*WRITTEN REQUEST:*
Please rewrite the lines of each entry as a JSON list of strings, one string per line, omitting blank lines.

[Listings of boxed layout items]
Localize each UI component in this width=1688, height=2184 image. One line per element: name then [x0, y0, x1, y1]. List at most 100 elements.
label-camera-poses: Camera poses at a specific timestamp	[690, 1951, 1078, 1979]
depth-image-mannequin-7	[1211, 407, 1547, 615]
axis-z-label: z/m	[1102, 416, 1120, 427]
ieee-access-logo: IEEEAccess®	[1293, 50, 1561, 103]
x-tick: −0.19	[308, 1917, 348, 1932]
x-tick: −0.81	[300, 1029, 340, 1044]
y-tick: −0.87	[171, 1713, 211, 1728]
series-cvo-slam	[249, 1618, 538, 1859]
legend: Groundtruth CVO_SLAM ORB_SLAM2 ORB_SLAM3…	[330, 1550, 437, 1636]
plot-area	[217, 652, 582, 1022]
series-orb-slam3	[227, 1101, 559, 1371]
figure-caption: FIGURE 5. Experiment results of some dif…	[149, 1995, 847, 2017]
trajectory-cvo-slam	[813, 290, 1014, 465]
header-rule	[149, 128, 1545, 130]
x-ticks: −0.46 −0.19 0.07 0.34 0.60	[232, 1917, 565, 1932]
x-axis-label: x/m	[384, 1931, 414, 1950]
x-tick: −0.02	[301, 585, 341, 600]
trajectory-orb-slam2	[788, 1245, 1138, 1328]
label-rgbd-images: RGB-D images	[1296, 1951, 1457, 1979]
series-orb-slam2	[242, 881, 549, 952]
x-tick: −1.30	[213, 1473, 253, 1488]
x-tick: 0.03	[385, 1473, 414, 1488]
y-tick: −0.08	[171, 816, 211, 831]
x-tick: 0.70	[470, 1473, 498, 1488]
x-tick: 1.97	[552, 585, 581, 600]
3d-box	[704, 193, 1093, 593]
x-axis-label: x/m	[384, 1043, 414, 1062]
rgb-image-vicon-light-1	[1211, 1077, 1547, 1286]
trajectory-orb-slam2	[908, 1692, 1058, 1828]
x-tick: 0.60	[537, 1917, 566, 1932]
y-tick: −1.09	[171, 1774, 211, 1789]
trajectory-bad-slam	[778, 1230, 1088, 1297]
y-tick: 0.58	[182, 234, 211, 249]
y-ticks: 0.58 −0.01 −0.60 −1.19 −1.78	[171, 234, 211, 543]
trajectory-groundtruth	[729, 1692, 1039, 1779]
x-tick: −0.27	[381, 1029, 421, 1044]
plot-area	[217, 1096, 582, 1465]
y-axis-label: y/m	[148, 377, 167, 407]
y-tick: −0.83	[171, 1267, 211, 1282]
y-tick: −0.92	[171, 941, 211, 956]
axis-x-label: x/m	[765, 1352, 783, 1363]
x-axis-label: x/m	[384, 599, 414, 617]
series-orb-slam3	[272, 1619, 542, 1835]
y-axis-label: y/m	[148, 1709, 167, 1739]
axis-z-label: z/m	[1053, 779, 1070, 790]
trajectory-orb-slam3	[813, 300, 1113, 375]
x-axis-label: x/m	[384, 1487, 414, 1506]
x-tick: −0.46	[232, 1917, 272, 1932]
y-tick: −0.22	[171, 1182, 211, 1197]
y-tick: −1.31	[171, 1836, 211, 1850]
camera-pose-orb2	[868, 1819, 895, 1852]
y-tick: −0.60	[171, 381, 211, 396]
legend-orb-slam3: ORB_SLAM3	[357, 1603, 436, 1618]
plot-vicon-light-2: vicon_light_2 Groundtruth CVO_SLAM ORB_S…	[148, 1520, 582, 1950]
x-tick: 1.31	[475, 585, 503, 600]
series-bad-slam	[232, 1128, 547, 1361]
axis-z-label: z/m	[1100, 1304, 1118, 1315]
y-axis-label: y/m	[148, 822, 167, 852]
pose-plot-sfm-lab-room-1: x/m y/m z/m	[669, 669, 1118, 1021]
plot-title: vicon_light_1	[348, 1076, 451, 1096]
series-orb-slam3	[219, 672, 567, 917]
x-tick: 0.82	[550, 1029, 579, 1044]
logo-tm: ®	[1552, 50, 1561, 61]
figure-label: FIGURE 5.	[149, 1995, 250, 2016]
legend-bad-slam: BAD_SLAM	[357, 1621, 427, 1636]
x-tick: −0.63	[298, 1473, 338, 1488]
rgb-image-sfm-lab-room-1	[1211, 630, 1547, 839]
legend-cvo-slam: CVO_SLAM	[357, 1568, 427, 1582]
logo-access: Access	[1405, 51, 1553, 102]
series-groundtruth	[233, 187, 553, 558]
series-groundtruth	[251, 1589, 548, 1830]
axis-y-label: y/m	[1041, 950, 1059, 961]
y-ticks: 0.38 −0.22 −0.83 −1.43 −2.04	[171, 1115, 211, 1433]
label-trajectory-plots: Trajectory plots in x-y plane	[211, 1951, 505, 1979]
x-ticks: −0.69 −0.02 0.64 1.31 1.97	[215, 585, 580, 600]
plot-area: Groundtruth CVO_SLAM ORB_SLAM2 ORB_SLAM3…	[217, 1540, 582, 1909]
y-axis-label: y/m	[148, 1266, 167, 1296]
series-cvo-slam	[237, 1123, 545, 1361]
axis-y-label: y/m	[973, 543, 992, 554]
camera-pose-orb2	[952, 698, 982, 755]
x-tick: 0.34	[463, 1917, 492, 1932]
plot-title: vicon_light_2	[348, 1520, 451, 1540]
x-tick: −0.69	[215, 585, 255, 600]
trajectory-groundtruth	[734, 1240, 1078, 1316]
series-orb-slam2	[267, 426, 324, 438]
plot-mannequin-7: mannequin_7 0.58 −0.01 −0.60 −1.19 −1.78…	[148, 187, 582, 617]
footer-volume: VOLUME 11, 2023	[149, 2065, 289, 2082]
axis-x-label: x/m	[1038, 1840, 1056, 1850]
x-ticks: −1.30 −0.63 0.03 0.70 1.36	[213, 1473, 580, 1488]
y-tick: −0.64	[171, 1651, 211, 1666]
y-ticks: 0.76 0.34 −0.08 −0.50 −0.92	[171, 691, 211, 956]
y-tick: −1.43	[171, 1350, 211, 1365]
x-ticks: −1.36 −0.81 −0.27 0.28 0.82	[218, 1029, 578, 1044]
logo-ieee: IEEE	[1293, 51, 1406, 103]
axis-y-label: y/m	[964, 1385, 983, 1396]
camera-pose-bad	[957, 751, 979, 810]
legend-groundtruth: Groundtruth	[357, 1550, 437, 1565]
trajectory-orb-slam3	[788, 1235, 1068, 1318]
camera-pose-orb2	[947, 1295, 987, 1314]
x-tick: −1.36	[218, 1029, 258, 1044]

*EXERCISE RESULT:*
[
  "Localize each UI component in this width=1688, height=2184 image. One line per element: name then [x0, y0, x1, y1]. List at most 100 elements.",
  "label-camera-poses: Camera poses at a specific timestamp\t[690, 1951, 1078, 1979]",
  "depth-image-mannequin-7\t[1211, 407, 1547, 615]",
  "axis-z-label: z/m\t[1102, 416, 1120, 427]",
  "ieee-access-logo: IEEEAccess®\t[1293, 50, 1561, 103]",
  "x-tick: −0.19\t[308, 1917, 348, 1932]",
  "x-tick: −0.81\t[300, 1029, 340, 1044]",
  "y-tick: −0.87\t[171, 1713, 211, 1728]",
  "series-cvo-slam\t[249, 1618, 538, 1859]",
  "legend: Groundtruth CVO_SLAM ORB_SLAM2 ORB_SLAM3…\t[330, 1550, 437, 1636]",
  "plot-area\t[217, 652, 582, 1022]",
  "series-orb-slam3\t[227, 1101, 559, 1371]",
  "figure-caption: FIGURE 5. Experiment results of some dif…\t[149, 1995, 847, 2017]",
  "trajectory-cvo-slam\t[813, 290, 1014, 465]",
  "header-rule\t[149, 128, 1545, 130]",
  "x-ticks: −0.46 −0.19 0.07 0.34 0.60\t[232, 1917, 565, 1932]",
  "x-axis-label: x/m\t[384, 1931, 414, 1950]",
  "x-tick: −0.02\t[301, 585, 341, 600]",
  "trajectory-orb-slam2\t[788, 1245, 1138, 1328]",
  "label-rgbd-images: RGB-D images\t[1296, 1951, 1457, 1979]",
  "series-orb-slam2\t[242, 881, 549, 952]",
  "x-tick: −1.30\t[213, 1473, 253, 1488]",
  "x-tick: 0.03\t[385, 1473, 414, 1488]",
  "y-tick: −0.08\t[171, 816, 211, 831]",
  "x-tick: 0.70\t[470, 1473, 498, 1488]",
  "x-tick: 1.97\t[552, 585, 581, 600]",
  "3d-box\t[704, 193, 1093, 593]",
  "x-axis-label: x/m\t[384, 1043, 414, 1062]",
  "rgb-image-vicon-light-1\t[1211, 1077, 1547, 1286]",
  "trajectory-orb-slam2\t[908, 1692, 1058, 1828]",
  "x-tick: 0.60\t[537, 1917, 566, 1932]",
  "y-tick: −1.09\t[171, 1774, 211, 1789]",
  "trajectory-bad-slam\t[778, 1230, 1088, 1297]",
  "y-tick: 0.58\t[182, 234, 211, 249]",
  "y-ticks: 0.58 −0.01 −0.60 −1.19 −1.78\t[171, 234, 211, 543]",
  "trajectory-groundtruth\t[729, 1692, 1039, 1779]",
  "x-tick: −0.27\t[381, 1029, 421, 1044]",
  "plot-area\t[217, 1096, 582, 1465]",
  "y-axis-label: y/m\t[148, 377, 167, 407]",
  "y-tick: −0.83\t[171, 1267, 211, 1282]",
  "y-tick: −0.92\t[171, 941, 211, 956]",
  "axis-x-label: x/m\t[765, 1352, 783, 1363]",
  "x-axis-label: x/m\t[384, 599, 414, 617]",
  "series-orb-slam3\t[272, 1619, 542, 1835]",
  "y-axis-label: y/m\t[148, 1709, 167, 1739]",
  "axis-z-label: z/m\t[1053, 779, 1070, 790]",
  "trajectory-orb-slam3\t[813, 300, 1113, 375]",
  "x-axis-label: x/m\t[384, 1487, 414, 1506]",
  "x-tick: −0.46\t[232, 1917, 272, 1932]",
  "y-tick: −0.22\t[171, 1182, 211, 1197]",
  "y-tick: −1.31\t[171, 1836, 211, 1850]",
  "camera-pose-orb2\t[868, 1819, 895, 1852]",
  "y-tick: −0.60\t[171, 381, 211, 396]",
  "legend-orb-slam3: ORB_SLAM3\t[357, 1603, 436, 1618]",
  "plot-vicon-light-2: vicon_light_2 Groundtruth CVO_SLAM ORB_S…\t[148, 1520, 582, 1950]",
  "x-tick: 1.31\t[475, 585, 503, 600]",
  "series-bad-slam\t[232, 1128, 547, 1361]",
  "axis-z-label: z/m\t[1100, 1304, 1118, 1315]",
  "y-axis-label: y/m\t[148, 822, 167, 852]",
  "pose-plot-sfm-lab-room-1: x/m y/m z/m\t[669, 669, 1118, 1021]",
  "plot-title: vicon_light_1\t[348, 1076, 451, 1096]",
  "series-orb-slam3\t[219, 672, 567, 917]",
  "x-tick: 0.82\t[550, 1029, 579, 1044]",
  "logo-tm: ®\t[1552, 50, 1561, 61]",
  "figure-label: FIGURE 5.\t[149, 1995, 250, 2016]",
  "legend-bad-slam: BAD_SLAM\t[357, 1621, 427, 1636]",
  "x-tick: −0.63\t[298, 1473, 338, 1488]",
  "rgb-image-sfm-lab-room-1\t[1211, 630, 1547, 839]",
  "legend-cvo-slam: CVO_SLAM\t[357, 1568, 427, 1582]",
  "logo-access: Access\t[1405, 51, 1553, 102]",
  "series-groundtruth\t[233, 187, 553, 558]",
  "series-groundtruth\t[251, 1589, 548, 1830]",
  "axis-y-label: y/m\t[1041, 950, 1059, 961]",
  "y-ticks: 0.38 −0.22 −0.83 −1.43 −2.04\t[171, 1115, 211, 1433]",
  "label-trajectory-plots: Trajectory plots in x-y plane\t[211, 1951, 505, 1979]",
  "x-ticks: −0.69 −0.02 0.64 1.31 1.97\t[215, 585, 580, 600]",
  "plot-area: Groundtruth CVO_SLAM ORB_SLAM2 ORB_SLAM3…\t[217, 1540, 582, 1909]",
  "y-axis-label: y/m\t[148, 1266, 167, 1296]",
  "series-cvo-slam\t[237, 1123, 545, 1361]",
  "axis-y-label: y/m\t[973, 543, 992, 554]",
  "camera-pose-orb2\t[952, 698, 982, 755]",
  "x-tick: 0.34\t[463, 1917, 492, 1932]",
  "plot-title: vicon_light_2\t[348, 1520, 451, 1540]",
  "x-tick: −0.69\t[215, 585, 255, 600]",
  "trajectory-groundtruth\t[734, 1240, 1078, 1316]",
  "series-orb-slam2\t[267, 426, 324, 438]",
  "plot-mannequin-7: mannequin_7 0.58 −0.01 −0.60 −1.19 −1.78…\t[148, 187, 582, 617]",
  "footer-volume: VOLUME 11, 2023\t[149, 2065, 289, 2082]",
  "axis-x-label: x/m\t[1038, 1840, 1056, 1850]",
  "x-ticks: −1.30 −0.63 0.03 0.70 1.36\t[213, 1473, 580, 1488]",
  "y-tick: −0.64\t[171, 1651, 211, 1666]",
  "y-ticks: 0.76 0.34 −0.08 −0.50 −0.92\t[171, 691, 211, 956]",
  "y-tick: −1.43\t[171, 1350, 211, 1365]",
  "x-ticks: −1.36 −0.81 −0.27 0.28 0.82\t[218, 1029, 578, 1044]",
  "logo-ieee: IEEE\t[1293, 51, 1406, 103]",
  "axis-y-label: y/m\t[964, 1385, 983, 1396]",
  "camera-pose-bad\t[957, 751, 979, 810]",
  "legend-groundtruth: Groundtruth\t[357, 1550, 437, 1565]",
  "trajectory-orb-slam3\t[788, 1235, 1068, 1318]",
  "camera-pose-orb2\t[947, 1295, 987, 1314]",
  "x-tick: −1.36\t[218, 1029, 258, 1044]"
]